**EXERCISE DETAILS:** Write out the entire listing below exactly, with the pictures left out.

______________________________

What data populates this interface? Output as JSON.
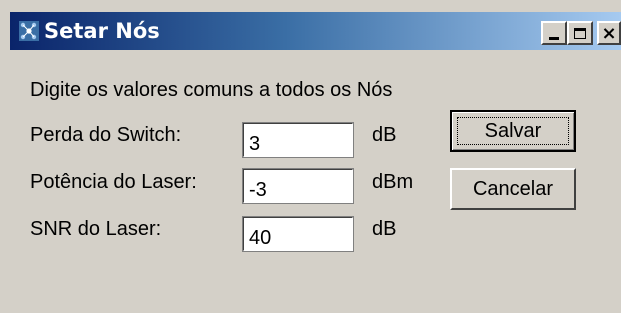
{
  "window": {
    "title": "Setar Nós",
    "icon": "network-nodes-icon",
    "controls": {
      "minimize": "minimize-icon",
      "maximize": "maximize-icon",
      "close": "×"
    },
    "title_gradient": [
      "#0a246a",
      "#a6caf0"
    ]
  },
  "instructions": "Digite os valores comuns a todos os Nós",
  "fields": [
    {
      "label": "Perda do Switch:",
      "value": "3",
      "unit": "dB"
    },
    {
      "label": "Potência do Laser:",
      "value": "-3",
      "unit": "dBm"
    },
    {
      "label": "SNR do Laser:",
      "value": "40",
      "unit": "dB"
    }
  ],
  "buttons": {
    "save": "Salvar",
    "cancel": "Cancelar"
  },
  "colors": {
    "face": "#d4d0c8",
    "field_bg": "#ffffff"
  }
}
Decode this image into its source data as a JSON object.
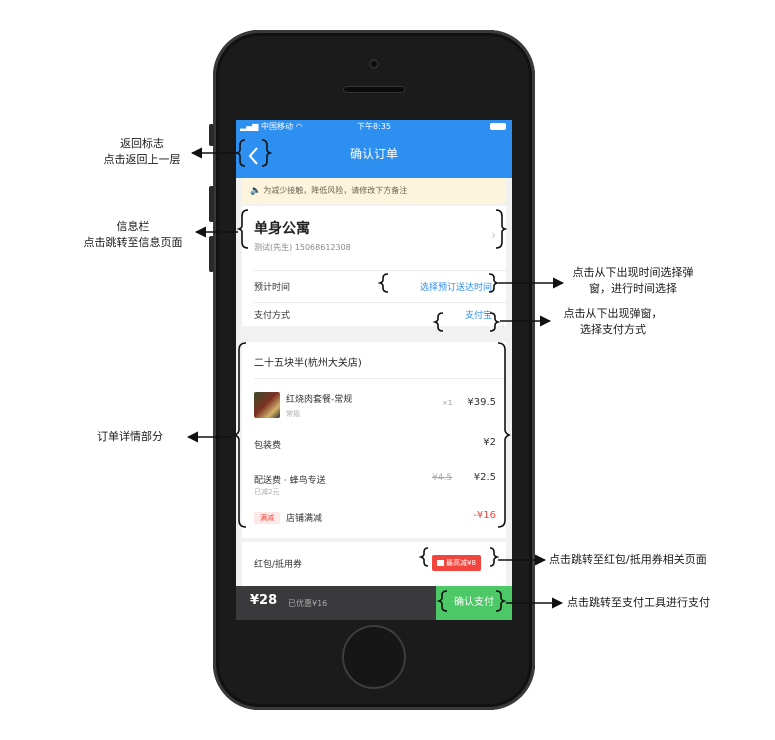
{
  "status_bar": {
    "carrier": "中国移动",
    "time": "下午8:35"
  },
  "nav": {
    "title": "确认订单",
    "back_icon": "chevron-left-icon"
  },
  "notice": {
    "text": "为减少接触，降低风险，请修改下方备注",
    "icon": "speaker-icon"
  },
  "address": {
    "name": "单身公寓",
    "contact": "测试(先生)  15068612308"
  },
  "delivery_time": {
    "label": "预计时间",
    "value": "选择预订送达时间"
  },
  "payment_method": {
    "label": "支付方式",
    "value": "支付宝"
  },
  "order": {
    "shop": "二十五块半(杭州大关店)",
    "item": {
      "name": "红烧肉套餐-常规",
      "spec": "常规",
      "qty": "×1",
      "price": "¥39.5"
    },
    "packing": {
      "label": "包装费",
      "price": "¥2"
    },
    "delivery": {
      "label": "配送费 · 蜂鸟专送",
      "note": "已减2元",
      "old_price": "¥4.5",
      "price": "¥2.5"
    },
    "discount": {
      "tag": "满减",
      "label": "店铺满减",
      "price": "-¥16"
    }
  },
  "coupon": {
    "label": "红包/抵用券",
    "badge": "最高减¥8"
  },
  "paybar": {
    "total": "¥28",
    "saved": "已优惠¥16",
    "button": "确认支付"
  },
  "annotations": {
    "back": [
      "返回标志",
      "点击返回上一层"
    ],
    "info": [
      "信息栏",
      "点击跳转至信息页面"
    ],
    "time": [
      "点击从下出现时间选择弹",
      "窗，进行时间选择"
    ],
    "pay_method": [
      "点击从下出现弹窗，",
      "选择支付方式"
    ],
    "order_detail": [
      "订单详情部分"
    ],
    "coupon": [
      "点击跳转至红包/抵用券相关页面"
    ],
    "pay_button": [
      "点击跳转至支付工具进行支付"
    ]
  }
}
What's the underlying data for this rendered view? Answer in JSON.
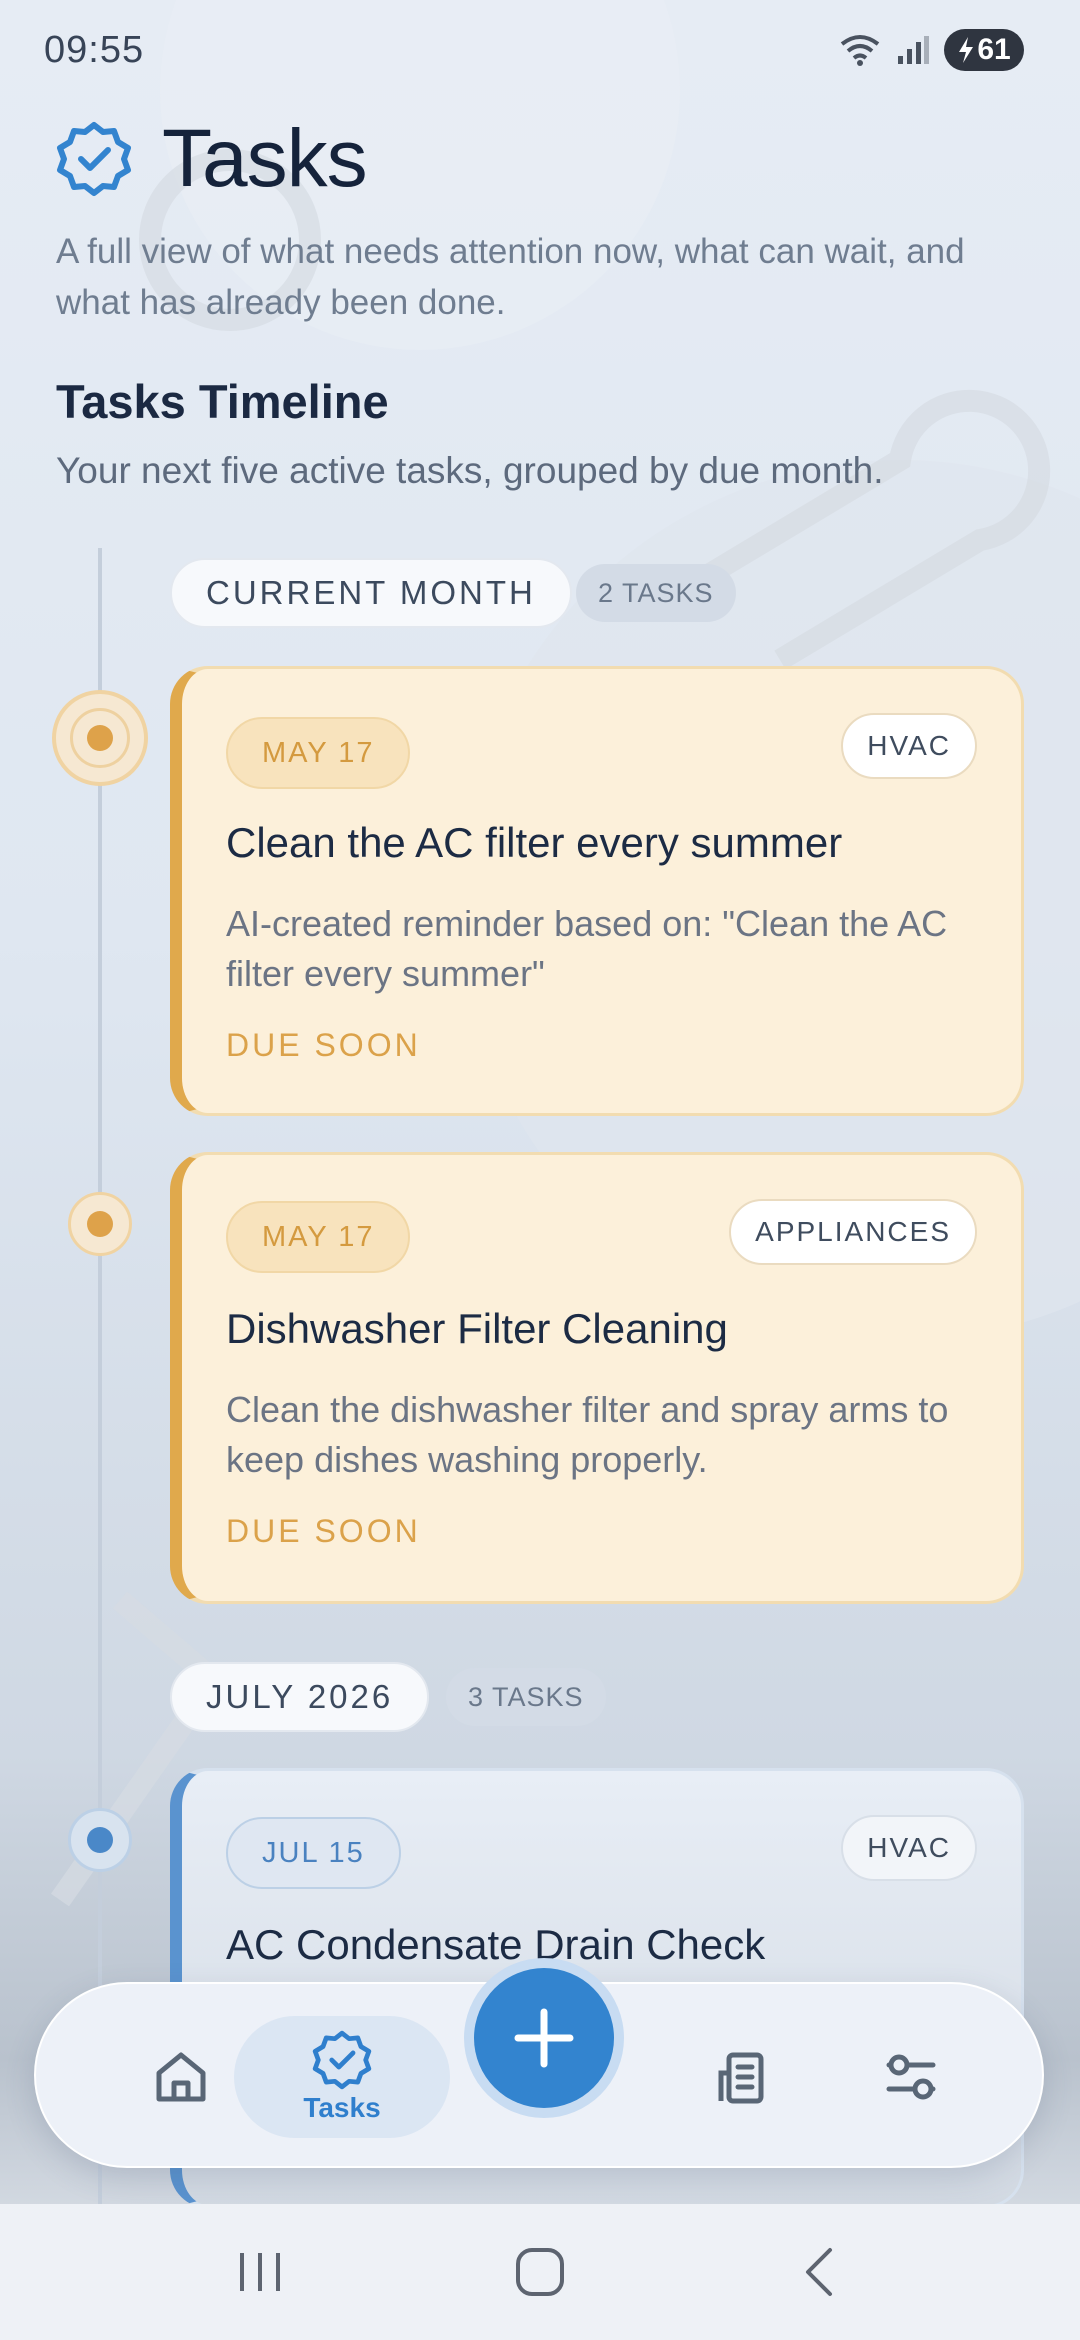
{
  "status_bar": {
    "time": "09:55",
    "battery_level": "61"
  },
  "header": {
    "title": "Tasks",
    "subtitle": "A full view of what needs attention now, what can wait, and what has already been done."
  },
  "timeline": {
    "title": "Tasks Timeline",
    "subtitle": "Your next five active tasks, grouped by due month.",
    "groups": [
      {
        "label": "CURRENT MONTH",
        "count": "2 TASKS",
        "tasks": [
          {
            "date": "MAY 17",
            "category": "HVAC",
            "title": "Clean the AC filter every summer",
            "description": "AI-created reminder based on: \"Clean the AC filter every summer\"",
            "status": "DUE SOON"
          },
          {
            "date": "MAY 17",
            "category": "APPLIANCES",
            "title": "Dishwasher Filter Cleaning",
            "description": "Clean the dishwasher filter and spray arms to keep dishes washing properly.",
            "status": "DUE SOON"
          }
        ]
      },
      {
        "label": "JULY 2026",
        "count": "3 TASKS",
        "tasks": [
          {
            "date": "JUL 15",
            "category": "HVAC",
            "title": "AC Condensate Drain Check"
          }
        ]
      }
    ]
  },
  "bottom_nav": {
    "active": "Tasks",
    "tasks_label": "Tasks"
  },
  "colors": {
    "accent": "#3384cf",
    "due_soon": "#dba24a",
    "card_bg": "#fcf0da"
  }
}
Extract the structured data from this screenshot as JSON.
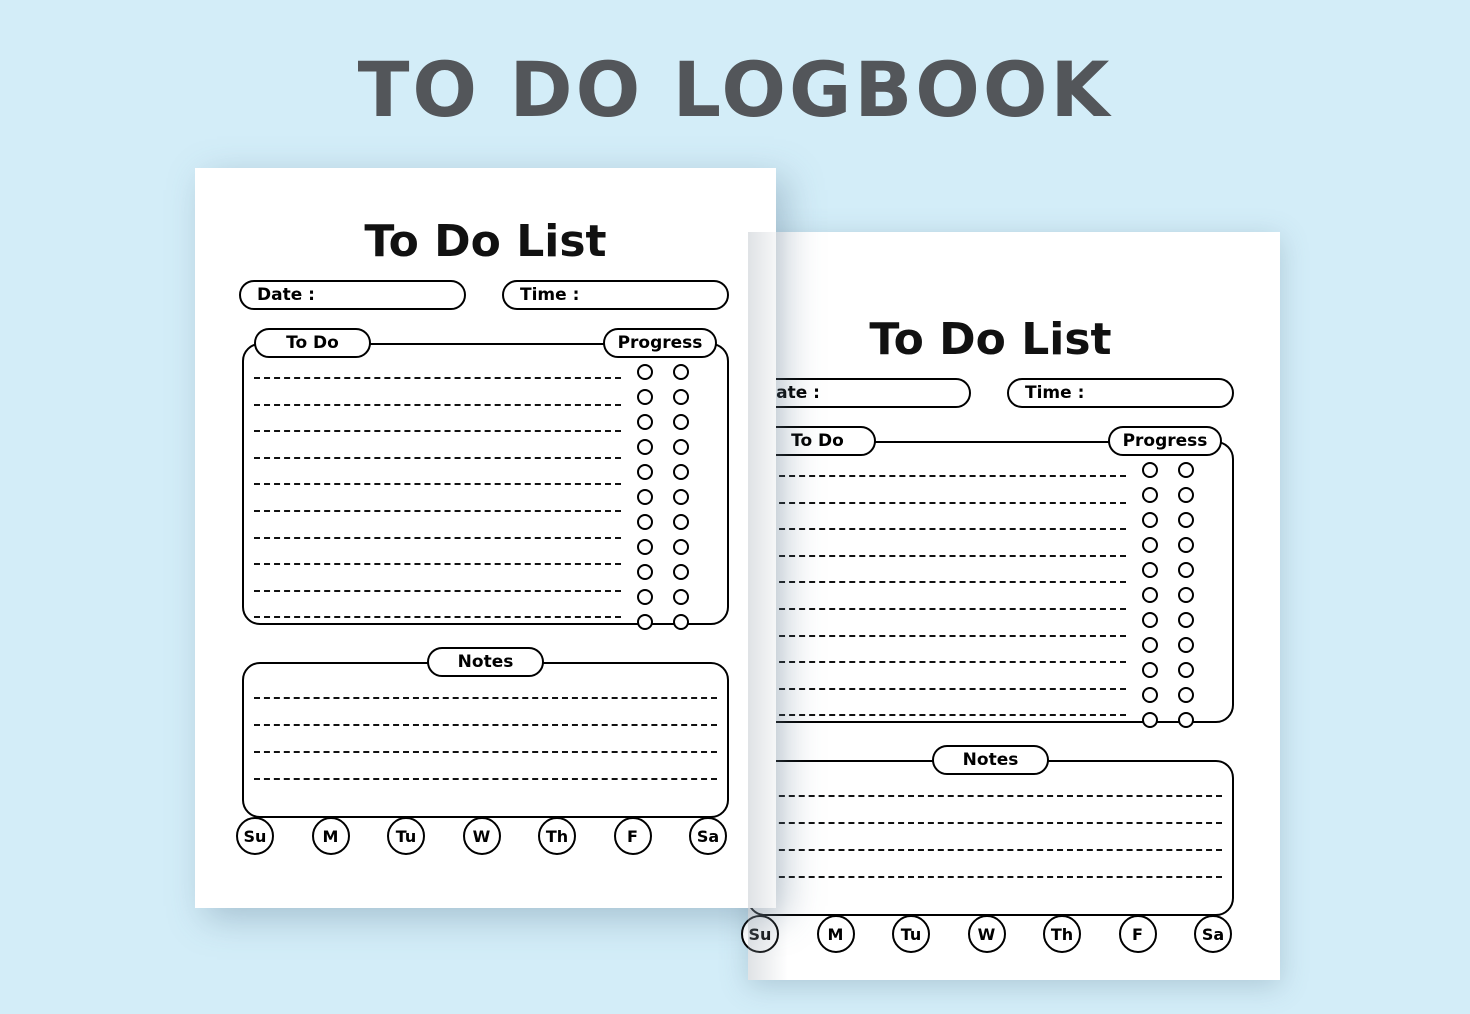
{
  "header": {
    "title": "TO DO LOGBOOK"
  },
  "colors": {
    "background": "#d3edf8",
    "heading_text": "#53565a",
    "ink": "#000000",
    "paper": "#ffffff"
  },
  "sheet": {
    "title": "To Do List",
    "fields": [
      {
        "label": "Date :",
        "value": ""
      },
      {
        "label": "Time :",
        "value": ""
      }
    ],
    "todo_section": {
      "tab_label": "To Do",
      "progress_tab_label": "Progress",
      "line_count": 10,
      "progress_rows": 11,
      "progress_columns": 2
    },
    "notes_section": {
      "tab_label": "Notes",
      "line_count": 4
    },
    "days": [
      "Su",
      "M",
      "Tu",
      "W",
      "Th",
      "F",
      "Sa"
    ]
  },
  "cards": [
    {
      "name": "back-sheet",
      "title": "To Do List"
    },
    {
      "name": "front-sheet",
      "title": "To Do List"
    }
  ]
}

______________________________

**RESULT OF THE TASK:**
What data populates this interface? Output as JSON.
{
  "window": {
    "title": "Setar Nós",
    "icon": "network-nodes-icon",
    "controls": {
      "minimize": "minimize-icon",
      "maximize": "maximize-icon",
      "close": "×"
    },
    "title_gradient": [
      "#0a246a",
      "#a6caf0"
    ]
  },
  "instructions": "Digite os valores comuns a todos os Nós",
  "fields": [
    {
      "label": "Perda do Switch:",
      "value": "3",
      "unit": "dB"
    },
    {
      "label": "Potência do Laser:",
      "value": "-3",
      "unit": "dBm"
    },
    {
      "label": "SNR do Laser:",
      "value": "40",
      "unit": "dB"
    }
  ],
  "buttons": {
    "save": "Salvar",
    "cancel": "Cancelar"
  },
  "colors": {
    "face": "#d4d0c8",
    "field_bg": "#ffffff"
  }
}
Decode this image into its source data as a JSON object.
{
  "status_bar": {
    "carrier": "中国移动",
    "time": "下午8:35"
  },
  "nav": {
    "title": "确认订单",
    "back_icon": "chevron-left-icon"
  },
  "notice": {
    "text": "为减少接触，降低风险，请修改下方备注",
    "icon": "speaker-icon"
  },
  "address": {
    "name": "单身公寓",
    "contact": "测试(先生)  15068612308"
  },
  "delivery_time": {
    "label": "预计时间",
    "value": "选择预订送达时间"
  },
  "payment_method": {
    "label": "支付方式",
    "value": "支付宝"
  },
  "order": {
    "shop": "二十五块半(杭州大关店)",
    "item": {
      "name": "红烧肉套餐-常规",
      "spec": "常规",
      "qty": "×1",
      "price": "¥39.5"
    },
    "packing": {
      "label": "包装费",
      "price": "¥2"
    },
    "delivery": {
      "label": "配送费 · 蜂鸟专送",
      "note": "已减2元",
      "old_price": "¥4.5",
      "price": "¥2.5"
    },
    "discount": {
      "tag": "满减",
      "label": "店铺满减",
      "price": "-¥16"
    }
  },
  "coupon": {
    "label": "红包/抵用券",
    "badge": "最高减¥8"
  },
  "paybar": {
    "total": "¥28",
    "saved": "已优惠¥16",
    "button": "确认支付"
  },
  "annotations": {
    "back": [
      "返回标志",
      "点击返回上一层"
    ],
    "info": [
      "信息栏",
      "点击跳转至信息页面"
    ],
    "time": [
      "点击从下出现时间选择弹",
      "窗，进行时间选择"
    ],
    "pay_method": [
      "点击从下出现弹窗，",
      "选择支付方式"
    ],
    "order_detail": [
      "订单详情部分"
    ],
    "coupon": [
      "点击跳转至红包/抵用券相关页面"
    ],
    "pay_button": [
      "点击跳转至支付工具进行支付"
    ]
  }
}
What's the underlying data for this rendered view? Answer in JSON.
{
  "status_bar": {
    "time": "09:55",
    "battery_level": "61"
  },
  "header": {
    "title": "Tasks",
    "subtitle": "A full view of what needs attention now, what can wait, and what has already been done."
  },
  "timeline": {
    "title": "Tasks Timeline",
    "subtitle": "Your next five active tasks, grouped by due month.",
    "groups": [
      {
        "label": "CURRENT MONTH",
        "count": "2 TASKS",
        "tasks": [
          {
            "date": "MAY 17",
            "category": "HVAC",
            "title": "Clean the AC filter every summer",
            "description": "AI-created reminder based on: \"Clean the AC filter every summer\"",
            "status": "DUE SOON"
          },
          {
            "date": "MAY 17",
            "category": "APPLIANCES",
            "title": "Dishwasher Filter Cleaning",
            "description": "Clean the dishwasher filter and spray arms to keep dishes washing properly.",
            "status": "DUE SOON"
          }
        ]
      },
      {
        "label": "JULY 2026",
        "count": "3 TASKS",
        "tasks": [
          {
            "date": "JUL 15",
            "category": "HVAC",
            "title": "AC Condensate Drain Check"
          }
        ]
      }
    ]
  },
  "bottom_nav": {
    "active": "Tasks",
    "tasks_label": "Tasks"
  },
  "colors": {
    "accent": "#3384cf",
    "due_soon": "#dba24a",
    "card_bg": "#fcf0da"
  }
}
Extract the structured data from this screenshot as JSON.
{
  "header": {
    "title": "TO DO LOGBOOK"
  },
  "colors": {
    "background": "#d3edf8",
    "heading_text": "#53565a",
    "ink": "#000000",
    "paper": "#ffffff"
  },
  "sheet": {
    "title": "To Do List",
    "fields": [
      {
        "label": "Date :",
        "value": ""
      },
      {
        "label": "Time :",
        "value": ""
      }
    ],
    "todo_section": {
      "tab_label": "To Do",
      "progress_tab_label": "Progress",
      "line_count": 10,
      "progress_rows": 11,
      "progress_columns": 2
    },
    "notes_section": {
      "tab_label": "Notes",
      "line_count": 4
    },
    "days": [
      "Su",
      "M",
      "Tu",
      "W",
      "Th",
      "F",
      "Sa"
    ]
  },
  "cards": [
    {
      "name": "back-sheet",
      "title": "To Do List"
    },
    {
      "name": "front-sheet",
      "title": "To Do List"
    }
  ]
}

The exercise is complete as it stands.